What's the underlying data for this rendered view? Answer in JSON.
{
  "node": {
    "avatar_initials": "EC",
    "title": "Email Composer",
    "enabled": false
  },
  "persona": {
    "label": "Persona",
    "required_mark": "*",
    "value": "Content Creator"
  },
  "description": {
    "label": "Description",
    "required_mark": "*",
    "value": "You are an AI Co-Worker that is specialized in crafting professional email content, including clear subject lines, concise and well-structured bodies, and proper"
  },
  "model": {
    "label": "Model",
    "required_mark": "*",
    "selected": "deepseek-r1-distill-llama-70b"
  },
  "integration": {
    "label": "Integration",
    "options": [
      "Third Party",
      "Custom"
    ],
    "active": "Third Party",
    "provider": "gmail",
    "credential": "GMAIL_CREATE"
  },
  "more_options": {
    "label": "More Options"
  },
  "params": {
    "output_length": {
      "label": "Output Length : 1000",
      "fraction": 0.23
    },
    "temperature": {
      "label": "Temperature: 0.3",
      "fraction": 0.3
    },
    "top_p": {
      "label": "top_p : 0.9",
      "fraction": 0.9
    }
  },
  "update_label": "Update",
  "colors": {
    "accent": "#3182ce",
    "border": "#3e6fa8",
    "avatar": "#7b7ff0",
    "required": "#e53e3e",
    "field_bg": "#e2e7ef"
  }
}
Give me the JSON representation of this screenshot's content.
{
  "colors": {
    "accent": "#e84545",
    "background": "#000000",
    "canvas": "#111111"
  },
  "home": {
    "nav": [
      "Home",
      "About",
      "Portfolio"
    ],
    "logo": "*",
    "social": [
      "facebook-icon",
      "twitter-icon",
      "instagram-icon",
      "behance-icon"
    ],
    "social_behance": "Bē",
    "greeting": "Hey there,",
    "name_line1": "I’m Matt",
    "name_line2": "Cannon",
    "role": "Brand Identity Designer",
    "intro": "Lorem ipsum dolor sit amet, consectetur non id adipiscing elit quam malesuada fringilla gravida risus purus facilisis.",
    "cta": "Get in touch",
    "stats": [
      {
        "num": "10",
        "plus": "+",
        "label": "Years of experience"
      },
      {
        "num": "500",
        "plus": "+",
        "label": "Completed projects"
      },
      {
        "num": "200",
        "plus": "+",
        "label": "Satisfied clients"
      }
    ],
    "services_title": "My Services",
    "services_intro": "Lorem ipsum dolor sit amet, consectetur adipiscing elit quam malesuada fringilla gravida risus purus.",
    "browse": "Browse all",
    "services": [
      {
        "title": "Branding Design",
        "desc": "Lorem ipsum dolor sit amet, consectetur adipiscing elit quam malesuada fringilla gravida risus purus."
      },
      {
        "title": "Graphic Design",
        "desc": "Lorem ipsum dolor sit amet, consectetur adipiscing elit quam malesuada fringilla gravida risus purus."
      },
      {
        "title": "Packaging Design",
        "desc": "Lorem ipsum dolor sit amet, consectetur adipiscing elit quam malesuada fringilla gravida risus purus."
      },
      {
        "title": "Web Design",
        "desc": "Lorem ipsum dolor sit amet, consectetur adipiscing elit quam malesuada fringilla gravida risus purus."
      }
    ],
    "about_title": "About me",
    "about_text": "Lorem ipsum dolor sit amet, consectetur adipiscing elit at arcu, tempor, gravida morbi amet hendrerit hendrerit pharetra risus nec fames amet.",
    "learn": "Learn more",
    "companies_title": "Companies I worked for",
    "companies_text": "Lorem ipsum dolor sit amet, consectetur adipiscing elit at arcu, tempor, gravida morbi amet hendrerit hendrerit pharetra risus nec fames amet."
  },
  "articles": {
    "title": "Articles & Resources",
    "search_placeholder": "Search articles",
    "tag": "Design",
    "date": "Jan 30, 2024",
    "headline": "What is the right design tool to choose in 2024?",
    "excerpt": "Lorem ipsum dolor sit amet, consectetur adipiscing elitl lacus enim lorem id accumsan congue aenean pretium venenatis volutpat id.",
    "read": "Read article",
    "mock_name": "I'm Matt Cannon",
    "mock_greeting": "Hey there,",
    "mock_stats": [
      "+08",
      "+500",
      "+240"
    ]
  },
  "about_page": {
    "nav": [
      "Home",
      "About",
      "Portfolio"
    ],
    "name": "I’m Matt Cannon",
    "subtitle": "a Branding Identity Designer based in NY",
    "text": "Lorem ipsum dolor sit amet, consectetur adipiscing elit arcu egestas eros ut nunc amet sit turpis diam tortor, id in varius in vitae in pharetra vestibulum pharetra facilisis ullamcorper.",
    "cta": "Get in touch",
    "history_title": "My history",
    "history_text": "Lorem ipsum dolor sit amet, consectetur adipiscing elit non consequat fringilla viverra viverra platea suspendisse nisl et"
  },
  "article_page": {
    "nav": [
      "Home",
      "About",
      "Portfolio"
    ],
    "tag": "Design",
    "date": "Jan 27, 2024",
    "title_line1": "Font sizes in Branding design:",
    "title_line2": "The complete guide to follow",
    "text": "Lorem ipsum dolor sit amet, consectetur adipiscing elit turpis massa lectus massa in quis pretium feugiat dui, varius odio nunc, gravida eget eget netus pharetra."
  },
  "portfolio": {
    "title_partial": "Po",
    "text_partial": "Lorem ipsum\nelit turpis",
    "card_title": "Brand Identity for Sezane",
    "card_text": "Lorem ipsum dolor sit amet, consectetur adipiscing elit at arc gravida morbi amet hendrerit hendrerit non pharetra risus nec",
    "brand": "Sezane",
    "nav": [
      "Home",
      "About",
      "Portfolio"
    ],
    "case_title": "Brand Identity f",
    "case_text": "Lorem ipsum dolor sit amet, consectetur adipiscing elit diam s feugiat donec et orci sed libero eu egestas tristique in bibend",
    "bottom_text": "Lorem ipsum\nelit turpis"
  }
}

**THE EXERCISE**
Identify each line in the records above containing the word "What"; copy those lines.

**EXERCISE RESULT**
What's the underlying data for this rendered view? Answer in JSON.
    "headline": "What is the right design tool to choose in 2024?",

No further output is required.